— START OF WORKING DATA —

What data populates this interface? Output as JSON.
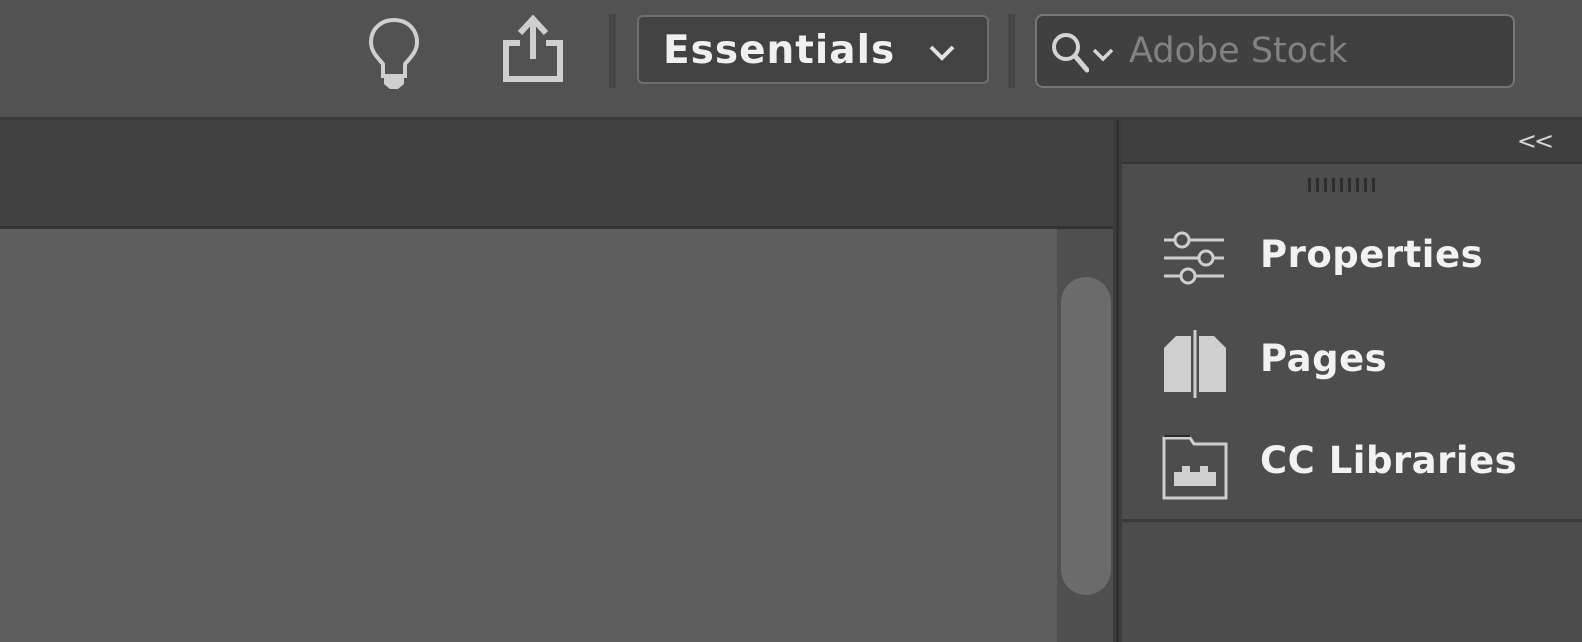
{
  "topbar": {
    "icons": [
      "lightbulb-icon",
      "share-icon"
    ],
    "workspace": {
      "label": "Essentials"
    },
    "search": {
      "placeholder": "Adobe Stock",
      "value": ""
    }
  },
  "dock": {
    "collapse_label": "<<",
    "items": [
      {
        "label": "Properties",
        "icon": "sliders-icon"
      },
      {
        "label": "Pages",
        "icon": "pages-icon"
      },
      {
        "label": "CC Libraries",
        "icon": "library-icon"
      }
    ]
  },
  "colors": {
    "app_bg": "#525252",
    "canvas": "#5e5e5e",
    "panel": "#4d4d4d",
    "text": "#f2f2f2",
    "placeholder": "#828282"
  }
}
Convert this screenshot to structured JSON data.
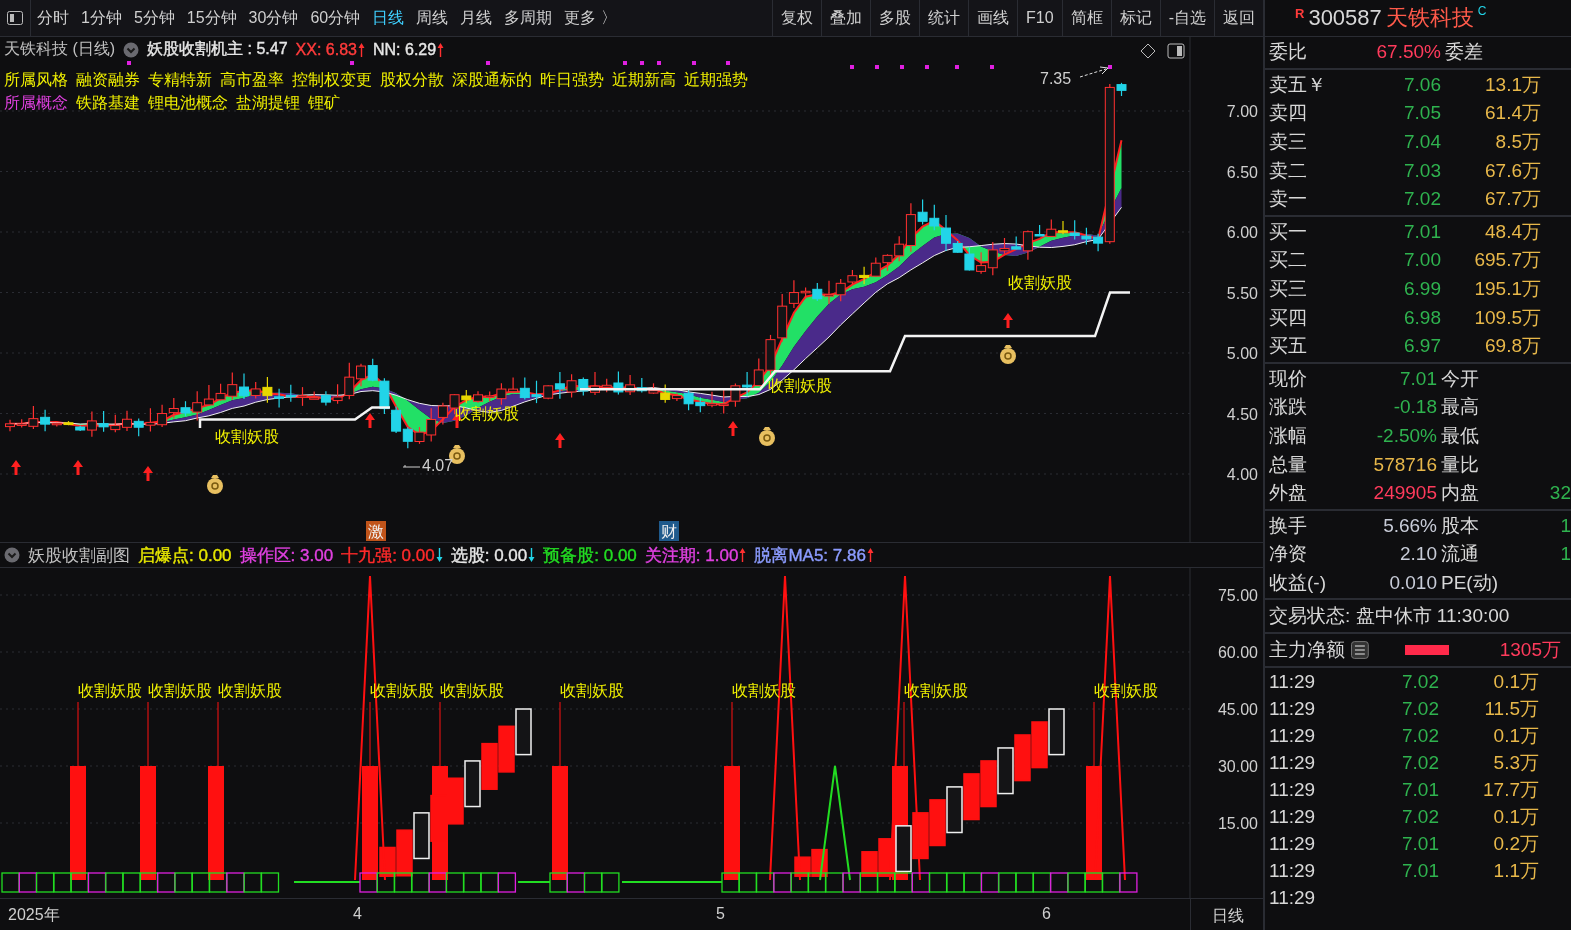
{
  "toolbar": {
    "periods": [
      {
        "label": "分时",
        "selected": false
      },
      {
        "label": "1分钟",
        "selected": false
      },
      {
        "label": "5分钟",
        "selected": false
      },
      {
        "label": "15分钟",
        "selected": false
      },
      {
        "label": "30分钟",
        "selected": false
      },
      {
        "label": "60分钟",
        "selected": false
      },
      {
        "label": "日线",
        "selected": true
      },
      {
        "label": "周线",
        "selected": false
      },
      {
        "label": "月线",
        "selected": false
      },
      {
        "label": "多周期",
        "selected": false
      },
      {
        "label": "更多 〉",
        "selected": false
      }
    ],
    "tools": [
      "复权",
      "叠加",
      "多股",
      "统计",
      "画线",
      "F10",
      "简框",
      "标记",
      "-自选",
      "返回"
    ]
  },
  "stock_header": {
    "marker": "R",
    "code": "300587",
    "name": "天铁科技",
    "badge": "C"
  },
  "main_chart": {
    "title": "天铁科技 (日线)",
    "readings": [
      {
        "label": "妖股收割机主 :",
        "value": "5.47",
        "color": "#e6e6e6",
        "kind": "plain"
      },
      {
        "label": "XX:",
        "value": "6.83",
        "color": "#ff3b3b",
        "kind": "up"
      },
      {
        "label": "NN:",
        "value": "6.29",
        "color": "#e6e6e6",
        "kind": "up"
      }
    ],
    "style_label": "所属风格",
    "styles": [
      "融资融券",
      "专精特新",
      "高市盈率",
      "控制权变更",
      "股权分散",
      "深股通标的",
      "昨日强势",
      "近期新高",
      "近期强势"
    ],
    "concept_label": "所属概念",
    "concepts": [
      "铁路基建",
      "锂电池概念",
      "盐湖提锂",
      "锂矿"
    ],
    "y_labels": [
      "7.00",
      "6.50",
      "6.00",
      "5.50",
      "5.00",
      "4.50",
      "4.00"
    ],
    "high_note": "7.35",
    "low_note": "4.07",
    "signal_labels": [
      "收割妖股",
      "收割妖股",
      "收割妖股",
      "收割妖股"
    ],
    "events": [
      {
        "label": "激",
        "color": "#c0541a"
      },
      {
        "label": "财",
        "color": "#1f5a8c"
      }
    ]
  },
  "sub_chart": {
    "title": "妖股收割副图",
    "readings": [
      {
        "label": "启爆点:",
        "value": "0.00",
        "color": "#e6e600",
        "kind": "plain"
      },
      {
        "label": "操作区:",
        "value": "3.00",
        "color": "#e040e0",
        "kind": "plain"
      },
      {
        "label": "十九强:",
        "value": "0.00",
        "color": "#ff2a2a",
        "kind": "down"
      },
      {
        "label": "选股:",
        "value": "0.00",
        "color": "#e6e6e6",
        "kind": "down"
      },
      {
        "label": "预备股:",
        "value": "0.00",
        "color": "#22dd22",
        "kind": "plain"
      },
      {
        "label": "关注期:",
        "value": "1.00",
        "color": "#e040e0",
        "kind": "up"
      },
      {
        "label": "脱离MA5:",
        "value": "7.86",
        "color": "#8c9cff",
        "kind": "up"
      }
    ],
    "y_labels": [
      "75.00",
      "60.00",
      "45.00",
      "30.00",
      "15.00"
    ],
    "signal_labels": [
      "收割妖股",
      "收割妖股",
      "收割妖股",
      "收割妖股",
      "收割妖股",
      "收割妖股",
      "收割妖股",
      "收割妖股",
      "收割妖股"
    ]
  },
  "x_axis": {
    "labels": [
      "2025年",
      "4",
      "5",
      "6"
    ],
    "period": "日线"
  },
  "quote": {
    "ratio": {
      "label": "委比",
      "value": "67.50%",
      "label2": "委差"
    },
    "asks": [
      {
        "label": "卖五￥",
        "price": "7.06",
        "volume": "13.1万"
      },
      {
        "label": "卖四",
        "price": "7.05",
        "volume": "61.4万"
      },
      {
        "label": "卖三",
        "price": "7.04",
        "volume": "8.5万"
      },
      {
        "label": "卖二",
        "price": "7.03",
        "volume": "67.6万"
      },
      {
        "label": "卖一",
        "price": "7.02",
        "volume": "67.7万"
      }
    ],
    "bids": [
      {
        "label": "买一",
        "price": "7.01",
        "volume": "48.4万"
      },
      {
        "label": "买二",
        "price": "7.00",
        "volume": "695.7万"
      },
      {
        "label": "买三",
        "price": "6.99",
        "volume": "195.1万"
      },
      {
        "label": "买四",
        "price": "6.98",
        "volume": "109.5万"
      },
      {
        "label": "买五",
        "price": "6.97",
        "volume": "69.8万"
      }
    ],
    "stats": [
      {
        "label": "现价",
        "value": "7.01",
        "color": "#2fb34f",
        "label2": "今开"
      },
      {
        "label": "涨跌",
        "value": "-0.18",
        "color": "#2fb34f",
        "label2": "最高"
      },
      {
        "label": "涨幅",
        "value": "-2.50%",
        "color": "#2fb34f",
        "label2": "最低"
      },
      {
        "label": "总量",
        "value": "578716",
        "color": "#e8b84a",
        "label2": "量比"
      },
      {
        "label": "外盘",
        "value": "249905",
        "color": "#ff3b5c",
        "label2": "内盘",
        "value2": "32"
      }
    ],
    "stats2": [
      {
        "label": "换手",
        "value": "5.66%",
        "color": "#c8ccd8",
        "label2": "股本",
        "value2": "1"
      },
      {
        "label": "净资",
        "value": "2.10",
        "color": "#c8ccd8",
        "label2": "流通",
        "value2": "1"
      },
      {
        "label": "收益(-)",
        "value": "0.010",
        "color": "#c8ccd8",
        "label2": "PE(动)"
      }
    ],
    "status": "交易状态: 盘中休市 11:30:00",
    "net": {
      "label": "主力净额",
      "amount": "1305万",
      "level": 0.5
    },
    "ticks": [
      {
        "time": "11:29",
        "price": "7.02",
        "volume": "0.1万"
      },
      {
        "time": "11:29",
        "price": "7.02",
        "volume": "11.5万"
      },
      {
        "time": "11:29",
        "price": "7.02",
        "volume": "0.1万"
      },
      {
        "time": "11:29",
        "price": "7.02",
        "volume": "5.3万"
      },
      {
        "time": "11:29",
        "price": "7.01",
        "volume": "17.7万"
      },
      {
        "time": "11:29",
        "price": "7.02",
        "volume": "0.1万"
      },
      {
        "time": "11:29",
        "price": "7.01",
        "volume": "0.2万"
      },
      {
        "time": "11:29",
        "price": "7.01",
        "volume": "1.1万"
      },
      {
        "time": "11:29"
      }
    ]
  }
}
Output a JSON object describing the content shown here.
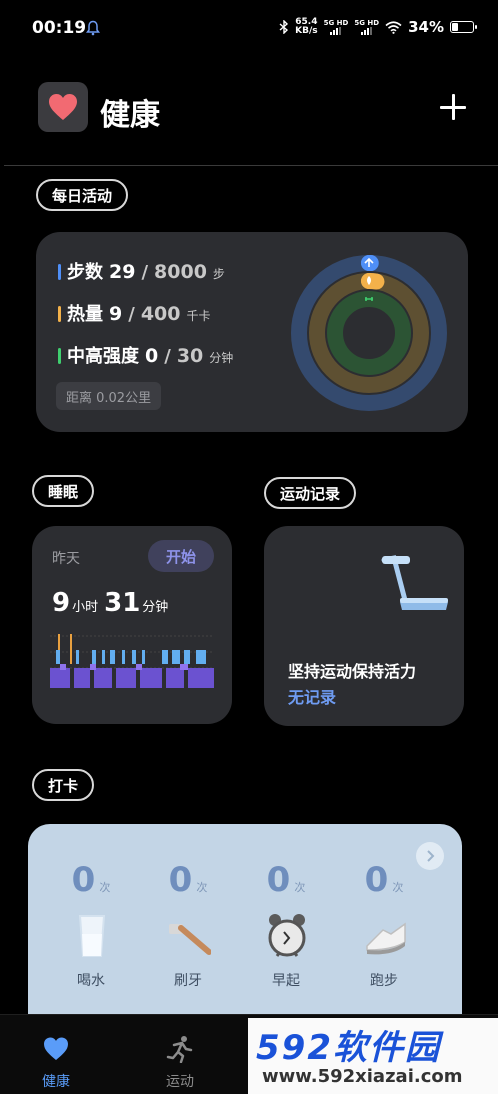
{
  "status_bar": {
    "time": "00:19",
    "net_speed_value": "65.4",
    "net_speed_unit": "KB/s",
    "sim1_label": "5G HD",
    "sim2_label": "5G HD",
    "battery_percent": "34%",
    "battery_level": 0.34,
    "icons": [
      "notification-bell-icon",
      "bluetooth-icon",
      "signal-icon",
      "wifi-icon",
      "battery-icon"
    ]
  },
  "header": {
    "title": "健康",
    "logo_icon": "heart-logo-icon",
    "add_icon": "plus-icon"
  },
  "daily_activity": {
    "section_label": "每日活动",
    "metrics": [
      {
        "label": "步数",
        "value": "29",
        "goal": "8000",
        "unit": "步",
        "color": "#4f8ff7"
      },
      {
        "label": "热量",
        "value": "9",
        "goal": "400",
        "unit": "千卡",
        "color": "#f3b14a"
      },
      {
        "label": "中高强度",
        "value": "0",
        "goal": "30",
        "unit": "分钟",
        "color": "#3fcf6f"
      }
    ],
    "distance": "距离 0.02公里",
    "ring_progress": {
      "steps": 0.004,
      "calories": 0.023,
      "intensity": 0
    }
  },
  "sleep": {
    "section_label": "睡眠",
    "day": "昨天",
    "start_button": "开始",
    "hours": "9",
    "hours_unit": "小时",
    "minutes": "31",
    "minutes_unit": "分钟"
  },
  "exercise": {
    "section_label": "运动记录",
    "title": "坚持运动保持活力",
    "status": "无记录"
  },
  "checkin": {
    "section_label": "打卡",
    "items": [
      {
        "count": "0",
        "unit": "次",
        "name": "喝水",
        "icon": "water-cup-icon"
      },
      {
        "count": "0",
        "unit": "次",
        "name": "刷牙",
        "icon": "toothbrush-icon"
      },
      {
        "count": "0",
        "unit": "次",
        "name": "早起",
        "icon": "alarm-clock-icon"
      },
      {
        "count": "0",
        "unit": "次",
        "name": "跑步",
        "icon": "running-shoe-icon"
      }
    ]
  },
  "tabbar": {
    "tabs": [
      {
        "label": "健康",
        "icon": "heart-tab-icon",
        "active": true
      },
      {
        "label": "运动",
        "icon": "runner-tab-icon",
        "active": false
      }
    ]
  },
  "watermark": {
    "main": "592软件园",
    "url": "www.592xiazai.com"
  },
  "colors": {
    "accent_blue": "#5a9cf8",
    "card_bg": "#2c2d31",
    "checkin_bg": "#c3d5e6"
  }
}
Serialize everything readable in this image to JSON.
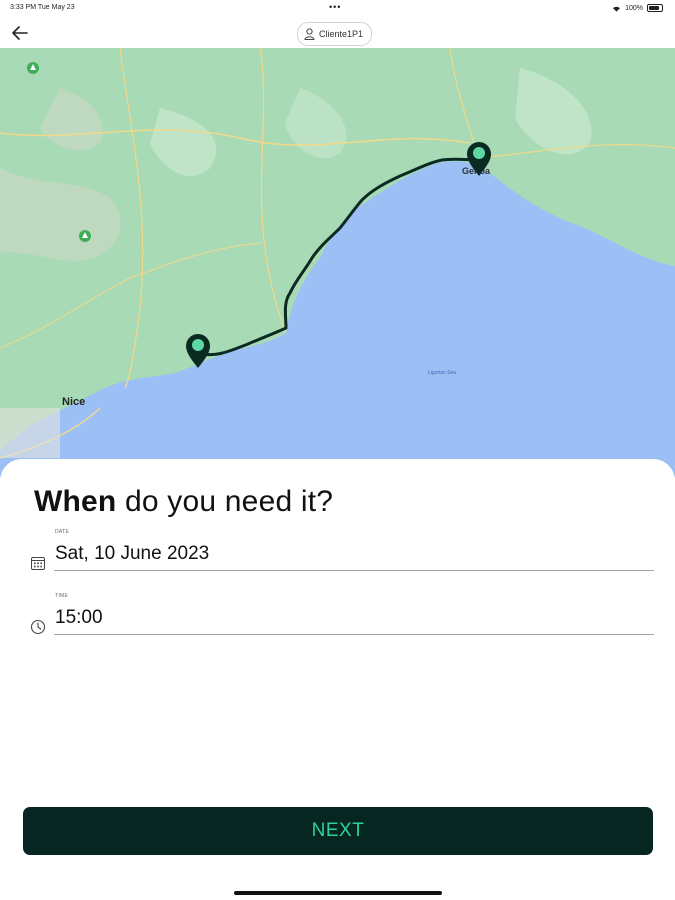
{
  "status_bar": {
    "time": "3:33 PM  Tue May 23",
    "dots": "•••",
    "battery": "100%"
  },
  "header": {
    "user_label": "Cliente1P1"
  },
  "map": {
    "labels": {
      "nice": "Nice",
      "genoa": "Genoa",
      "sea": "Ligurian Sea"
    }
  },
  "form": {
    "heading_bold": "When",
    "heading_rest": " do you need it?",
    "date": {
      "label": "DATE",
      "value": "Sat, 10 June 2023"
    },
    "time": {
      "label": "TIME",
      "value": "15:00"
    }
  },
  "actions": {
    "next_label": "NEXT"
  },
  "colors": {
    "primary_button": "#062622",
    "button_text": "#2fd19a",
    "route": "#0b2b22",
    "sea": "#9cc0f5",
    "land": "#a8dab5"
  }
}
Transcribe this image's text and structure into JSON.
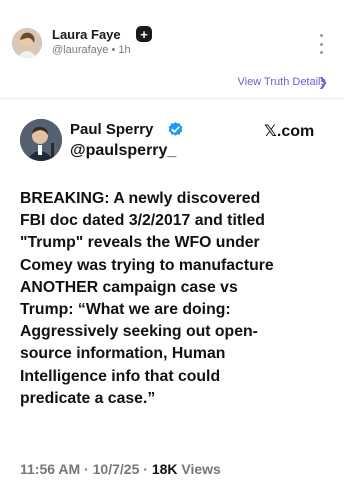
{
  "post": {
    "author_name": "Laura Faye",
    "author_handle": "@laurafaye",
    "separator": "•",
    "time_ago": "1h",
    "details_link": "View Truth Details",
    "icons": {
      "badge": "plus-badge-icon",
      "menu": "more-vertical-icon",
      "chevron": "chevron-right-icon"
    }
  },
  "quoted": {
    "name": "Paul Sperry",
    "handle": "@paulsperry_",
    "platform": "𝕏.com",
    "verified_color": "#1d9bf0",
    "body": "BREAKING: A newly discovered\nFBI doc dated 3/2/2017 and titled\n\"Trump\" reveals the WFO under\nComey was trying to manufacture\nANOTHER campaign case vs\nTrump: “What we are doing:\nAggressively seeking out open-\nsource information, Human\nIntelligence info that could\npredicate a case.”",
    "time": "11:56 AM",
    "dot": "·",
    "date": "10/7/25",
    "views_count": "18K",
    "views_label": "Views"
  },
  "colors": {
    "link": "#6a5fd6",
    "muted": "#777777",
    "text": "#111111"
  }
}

— END OF WORKING DATA —

- [WRITTEN INSTRUCTION]
Select every line in the records above that contains the word "heart".

- [WORKED SOLUTION]
    "logo_icon": "heart-logo-icon",
        "icon": "heart-tab-icon",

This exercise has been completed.